— Given exercise —
From the entries below, work out the number of lines that hold the word "inmobiliarias", and give that number alone.
-- begin Task inputs --
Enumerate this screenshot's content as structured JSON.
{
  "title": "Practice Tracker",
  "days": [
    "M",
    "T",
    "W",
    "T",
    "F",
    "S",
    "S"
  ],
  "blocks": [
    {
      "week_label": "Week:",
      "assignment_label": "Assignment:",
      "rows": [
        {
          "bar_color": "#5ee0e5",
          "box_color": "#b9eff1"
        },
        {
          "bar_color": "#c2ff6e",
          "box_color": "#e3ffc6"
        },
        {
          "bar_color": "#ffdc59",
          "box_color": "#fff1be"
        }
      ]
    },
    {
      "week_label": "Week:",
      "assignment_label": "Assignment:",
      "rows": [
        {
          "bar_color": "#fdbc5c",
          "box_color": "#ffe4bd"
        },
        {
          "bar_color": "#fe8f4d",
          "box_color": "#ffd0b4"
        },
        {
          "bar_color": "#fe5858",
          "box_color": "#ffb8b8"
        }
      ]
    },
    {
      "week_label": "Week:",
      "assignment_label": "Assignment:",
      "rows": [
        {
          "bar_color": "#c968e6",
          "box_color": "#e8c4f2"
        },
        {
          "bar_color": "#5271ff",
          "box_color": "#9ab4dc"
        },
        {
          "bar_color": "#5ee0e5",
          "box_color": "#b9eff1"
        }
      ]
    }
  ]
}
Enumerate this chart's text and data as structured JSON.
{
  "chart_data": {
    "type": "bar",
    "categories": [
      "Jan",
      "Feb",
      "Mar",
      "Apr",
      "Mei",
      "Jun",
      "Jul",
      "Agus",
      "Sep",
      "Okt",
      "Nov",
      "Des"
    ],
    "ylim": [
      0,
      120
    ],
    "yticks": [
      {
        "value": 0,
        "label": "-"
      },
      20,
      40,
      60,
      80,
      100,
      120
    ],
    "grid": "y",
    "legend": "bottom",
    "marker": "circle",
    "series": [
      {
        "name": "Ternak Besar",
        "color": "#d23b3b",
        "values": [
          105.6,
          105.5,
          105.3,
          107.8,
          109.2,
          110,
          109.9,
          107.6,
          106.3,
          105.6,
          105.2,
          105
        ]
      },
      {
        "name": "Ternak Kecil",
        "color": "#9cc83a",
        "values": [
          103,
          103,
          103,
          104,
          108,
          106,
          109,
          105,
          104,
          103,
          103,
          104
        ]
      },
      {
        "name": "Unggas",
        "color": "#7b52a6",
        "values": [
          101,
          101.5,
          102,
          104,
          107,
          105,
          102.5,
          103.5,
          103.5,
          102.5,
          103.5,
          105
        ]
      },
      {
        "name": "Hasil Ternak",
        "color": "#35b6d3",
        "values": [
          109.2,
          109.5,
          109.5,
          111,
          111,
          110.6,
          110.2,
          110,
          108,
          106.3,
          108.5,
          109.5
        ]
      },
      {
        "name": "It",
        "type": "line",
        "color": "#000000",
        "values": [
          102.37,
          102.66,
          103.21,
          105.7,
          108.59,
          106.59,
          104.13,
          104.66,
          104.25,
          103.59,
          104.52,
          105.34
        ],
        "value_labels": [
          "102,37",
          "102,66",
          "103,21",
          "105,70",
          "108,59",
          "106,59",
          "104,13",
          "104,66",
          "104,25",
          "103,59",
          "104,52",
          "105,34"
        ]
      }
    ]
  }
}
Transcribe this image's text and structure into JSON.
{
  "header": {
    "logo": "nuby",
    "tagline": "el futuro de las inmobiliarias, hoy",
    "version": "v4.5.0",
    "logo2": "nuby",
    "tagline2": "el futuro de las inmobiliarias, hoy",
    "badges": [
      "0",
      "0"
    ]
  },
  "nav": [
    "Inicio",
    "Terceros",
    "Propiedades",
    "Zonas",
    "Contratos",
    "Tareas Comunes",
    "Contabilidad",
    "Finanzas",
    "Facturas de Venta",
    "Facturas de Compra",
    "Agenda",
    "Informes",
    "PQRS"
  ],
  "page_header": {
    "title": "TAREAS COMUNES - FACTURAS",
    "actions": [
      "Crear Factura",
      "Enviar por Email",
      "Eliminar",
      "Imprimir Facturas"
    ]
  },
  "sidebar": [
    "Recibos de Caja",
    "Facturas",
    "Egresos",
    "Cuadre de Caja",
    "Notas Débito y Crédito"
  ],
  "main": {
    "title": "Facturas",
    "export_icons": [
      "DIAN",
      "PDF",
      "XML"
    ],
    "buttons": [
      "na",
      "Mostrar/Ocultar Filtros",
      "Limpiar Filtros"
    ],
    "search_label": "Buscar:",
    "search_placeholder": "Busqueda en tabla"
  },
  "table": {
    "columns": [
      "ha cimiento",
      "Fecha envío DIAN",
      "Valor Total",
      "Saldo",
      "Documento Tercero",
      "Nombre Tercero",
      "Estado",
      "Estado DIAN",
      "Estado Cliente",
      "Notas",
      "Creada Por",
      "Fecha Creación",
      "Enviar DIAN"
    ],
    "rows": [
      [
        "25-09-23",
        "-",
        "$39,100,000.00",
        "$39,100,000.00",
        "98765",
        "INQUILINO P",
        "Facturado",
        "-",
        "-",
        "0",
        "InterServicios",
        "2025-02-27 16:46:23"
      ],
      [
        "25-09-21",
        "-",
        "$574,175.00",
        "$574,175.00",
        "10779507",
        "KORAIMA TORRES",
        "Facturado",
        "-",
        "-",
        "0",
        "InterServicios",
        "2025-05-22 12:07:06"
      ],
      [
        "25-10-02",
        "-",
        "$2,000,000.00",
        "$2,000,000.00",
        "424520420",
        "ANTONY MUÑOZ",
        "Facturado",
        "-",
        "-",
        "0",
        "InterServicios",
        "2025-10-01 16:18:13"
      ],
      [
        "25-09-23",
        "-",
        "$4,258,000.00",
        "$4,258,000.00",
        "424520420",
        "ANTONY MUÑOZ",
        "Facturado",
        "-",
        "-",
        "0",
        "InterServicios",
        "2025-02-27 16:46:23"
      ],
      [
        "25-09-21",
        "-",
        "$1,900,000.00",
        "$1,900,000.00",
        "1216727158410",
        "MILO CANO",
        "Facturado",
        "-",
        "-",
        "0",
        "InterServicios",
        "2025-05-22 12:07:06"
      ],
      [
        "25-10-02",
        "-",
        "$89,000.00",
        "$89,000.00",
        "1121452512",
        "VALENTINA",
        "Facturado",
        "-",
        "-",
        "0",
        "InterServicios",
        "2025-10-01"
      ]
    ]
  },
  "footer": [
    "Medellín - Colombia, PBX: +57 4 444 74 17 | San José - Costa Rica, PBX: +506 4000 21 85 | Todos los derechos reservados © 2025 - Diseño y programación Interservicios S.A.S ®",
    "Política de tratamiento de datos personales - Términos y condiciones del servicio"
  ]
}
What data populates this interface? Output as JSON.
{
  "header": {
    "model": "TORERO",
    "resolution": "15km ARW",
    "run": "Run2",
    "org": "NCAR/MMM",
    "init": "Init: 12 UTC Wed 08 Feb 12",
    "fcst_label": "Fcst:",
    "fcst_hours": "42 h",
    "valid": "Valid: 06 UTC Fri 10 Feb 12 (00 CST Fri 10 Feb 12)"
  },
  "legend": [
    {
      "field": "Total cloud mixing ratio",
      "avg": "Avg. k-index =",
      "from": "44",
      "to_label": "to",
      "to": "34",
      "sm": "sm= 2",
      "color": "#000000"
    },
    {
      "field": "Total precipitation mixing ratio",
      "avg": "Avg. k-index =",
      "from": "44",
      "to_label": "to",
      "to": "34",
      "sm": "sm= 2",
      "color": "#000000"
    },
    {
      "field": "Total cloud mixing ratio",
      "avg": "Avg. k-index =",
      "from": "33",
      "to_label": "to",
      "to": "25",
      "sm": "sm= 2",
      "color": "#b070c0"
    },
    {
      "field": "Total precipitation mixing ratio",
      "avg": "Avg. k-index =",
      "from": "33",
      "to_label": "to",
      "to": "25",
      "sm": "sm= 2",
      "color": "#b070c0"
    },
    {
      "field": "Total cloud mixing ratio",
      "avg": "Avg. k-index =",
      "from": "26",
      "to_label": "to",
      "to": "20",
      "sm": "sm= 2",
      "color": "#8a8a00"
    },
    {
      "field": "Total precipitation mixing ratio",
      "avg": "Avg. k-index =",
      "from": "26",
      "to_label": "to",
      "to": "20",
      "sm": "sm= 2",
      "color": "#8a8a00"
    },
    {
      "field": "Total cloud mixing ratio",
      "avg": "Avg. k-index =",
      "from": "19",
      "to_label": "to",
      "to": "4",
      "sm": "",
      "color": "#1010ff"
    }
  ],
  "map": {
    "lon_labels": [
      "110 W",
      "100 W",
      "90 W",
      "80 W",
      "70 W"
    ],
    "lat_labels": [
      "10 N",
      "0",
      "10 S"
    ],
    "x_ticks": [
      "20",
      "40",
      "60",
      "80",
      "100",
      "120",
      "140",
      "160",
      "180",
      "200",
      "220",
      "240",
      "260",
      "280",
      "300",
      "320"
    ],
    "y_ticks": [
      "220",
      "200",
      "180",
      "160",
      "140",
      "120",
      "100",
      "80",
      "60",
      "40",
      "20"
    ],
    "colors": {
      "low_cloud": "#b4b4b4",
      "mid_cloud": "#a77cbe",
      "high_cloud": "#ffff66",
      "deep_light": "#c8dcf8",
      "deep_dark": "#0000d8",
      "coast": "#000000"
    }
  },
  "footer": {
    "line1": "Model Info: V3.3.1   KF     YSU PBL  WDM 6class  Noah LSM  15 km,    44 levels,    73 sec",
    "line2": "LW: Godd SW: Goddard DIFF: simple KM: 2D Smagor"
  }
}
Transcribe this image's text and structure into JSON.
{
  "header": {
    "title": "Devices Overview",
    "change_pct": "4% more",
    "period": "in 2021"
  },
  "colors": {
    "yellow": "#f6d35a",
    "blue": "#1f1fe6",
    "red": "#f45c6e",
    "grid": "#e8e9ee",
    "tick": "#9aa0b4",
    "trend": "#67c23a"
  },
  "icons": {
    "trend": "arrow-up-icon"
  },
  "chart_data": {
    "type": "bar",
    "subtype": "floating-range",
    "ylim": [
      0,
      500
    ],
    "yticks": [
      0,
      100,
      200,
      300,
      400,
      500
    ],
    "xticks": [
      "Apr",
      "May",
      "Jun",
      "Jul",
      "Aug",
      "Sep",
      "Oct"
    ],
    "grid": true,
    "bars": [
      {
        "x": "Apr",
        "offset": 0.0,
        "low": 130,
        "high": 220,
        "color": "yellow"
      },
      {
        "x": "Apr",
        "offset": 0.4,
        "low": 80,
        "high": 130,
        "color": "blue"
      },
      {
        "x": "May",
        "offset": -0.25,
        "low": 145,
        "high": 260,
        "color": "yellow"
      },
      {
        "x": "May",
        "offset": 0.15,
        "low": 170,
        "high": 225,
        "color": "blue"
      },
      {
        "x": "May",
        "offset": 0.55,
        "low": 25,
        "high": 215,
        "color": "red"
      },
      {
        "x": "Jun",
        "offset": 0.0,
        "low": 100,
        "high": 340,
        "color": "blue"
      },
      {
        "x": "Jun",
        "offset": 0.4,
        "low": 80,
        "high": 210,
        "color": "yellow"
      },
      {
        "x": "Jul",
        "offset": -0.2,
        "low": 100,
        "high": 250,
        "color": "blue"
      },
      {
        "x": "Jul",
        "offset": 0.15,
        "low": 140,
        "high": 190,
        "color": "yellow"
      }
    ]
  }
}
-- end Task inputs --
— Task response —
2